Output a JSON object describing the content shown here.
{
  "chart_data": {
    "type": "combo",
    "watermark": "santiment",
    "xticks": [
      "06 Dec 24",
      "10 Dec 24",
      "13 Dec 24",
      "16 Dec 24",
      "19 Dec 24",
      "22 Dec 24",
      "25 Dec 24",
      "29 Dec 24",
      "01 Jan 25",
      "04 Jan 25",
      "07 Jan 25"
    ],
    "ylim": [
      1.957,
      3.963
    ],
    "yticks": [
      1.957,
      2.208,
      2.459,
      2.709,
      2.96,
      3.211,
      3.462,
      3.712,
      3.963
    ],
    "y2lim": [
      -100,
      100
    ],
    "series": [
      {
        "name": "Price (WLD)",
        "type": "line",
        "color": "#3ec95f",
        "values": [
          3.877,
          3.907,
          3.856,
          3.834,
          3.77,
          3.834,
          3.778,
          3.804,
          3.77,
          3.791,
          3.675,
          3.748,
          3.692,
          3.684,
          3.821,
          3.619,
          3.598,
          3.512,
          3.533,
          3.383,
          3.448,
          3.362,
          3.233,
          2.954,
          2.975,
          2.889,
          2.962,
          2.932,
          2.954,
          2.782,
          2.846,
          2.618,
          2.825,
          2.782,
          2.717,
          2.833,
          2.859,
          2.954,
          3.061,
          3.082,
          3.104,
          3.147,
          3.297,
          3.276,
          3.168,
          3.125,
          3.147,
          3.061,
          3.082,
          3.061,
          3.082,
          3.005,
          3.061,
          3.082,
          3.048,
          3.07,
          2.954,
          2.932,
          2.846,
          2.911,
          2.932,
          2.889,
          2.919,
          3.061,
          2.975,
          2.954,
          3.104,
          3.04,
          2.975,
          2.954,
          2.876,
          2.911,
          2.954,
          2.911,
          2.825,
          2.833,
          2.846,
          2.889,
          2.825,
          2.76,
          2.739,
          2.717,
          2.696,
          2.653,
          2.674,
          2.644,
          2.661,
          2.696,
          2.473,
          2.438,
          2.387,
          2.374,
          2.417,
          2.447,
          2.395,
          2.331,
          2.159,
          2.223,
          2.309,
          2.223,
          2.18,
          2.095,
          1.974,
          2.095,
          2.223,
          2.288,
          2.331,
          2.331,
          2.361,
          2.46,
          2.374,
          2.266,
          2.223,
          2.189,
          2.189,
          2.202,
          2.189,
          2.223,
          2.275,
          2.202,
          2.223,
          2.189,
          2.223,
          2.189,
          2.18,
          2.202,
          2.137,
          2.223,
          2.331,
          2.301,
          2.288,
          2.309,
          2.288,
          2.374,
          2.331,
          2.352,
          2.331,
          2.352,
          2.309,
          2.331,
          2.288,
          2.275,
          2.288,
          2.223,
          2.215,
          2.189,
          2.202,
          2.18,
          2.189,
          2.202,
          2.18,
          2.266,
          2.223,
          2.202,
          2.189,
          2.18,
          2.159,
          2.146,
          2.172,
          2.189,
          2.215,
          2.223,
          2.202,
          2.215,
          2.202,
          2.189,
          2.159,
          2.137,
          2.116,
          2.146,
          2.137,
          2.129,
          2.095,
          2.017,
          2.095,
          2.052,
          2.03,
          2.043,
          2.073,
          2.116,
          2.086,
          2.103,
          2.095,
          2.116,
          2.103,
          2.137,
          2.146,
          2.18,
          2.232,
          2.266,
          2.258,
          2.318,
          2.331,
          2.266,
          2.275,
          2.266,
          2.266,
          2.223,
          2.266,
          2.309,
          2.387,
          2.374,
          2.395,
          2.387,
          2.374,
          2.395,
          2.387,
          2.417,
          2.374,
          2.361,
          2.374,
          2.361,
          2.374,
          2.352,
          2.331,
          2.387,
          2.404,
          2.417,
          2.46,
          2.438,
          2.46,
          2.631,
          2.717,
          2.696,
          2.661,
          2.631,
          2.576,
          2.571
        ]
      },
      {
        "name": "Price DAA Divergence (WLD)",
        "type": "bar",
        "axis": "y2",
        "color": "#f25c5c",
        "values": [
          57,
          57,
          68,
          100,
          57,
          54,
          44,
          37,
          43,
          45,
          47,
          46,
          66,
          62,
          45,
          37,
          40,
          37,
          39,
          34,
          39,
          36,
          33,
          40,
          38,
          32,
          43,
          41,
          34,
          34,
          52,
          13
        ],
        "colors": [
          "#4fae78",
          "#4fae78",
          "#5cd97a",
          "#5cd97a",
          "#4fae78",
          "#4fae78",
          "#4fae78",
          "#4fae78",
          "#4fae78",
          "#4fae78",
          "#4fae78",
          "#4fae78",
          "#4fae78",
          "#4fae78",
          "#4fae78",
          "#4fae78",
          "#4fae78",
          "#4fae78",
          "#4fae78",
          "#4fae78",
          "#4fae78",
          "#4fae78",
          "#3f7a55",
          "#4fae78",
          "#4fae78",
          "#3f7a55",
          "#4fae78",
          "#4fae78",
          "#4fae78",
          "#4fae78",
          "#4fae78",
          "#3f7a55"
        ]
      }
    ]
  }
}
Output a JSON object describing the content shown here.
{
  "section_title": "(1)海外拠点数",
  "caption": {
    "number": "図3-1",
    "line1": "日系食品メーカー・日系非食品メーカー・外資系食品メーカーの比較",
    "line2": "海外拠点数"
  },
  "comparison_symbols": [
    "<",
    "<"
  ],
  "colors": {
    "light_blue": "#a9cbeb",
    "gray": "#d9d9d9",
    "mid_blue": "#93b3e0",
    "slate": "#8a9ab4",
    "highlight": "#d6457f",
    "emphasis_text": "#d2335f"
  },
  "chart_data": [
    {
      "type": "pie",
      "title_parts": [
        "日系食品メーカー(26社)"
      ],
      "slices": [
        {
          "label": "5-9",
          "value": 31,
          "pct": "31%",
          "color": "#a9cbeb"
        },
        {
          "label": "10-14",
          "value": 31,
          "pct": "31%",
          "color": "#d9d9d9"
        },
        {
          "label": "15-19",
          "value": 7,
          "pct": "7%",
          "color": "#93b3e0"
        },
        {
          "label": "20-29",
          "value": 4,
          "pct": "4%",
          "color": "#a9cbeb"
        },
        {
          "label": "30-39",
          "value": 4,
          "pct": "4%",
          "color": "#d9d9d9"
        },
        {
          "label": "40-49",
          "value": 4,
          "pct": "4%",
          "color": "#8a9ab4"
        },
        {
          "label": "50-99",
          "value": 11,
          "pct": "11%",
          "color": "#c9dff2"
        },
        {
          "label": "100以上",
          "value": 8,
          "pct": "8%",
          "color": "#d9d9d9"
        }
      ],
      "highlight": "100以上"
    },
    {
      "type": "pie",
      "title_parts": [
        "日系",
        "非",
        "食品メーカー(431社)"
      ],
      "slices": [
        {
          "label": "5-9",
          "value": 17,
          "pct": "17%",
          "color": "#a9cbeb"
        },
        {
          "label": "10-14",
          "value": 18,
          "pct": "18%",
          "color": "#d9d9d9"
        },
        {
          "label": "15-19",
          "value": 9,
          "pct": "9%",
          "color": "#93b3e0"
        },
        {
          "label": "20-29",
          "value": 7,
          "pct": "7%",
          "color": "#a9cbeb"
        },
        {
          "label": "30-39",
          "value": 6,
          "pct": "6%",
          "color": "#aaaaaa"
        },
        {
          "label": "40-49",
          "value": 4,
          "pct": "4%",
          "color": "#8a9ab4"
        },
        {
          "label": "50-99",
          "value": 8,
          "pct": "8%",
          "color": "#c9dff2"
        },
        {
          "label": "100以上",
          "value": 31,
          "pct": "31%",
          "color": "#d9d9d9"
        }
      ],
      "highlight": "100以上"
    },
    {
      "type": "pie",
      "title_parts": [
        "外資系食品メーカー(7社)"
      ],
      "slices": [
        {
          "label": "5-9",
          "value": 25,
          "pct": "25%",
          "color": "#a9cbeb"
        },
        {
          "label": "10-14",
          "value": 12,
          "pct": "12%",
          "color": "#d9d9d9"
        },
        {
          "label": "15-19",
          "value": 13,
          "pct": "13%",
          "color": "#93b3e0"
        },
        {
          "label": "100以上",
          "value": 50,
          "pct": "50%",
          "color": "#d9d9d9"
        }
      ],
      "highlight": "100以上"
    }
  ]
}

# STATED TASK:
List the lines of the records where "日系食品メーカー" occurs.

# RIGHT ANSWER:
    "line1": "日系食品メーカー・日系非食品メーカー・外資系食品メーカーの比較",
        "日系食品メーカー(26社)"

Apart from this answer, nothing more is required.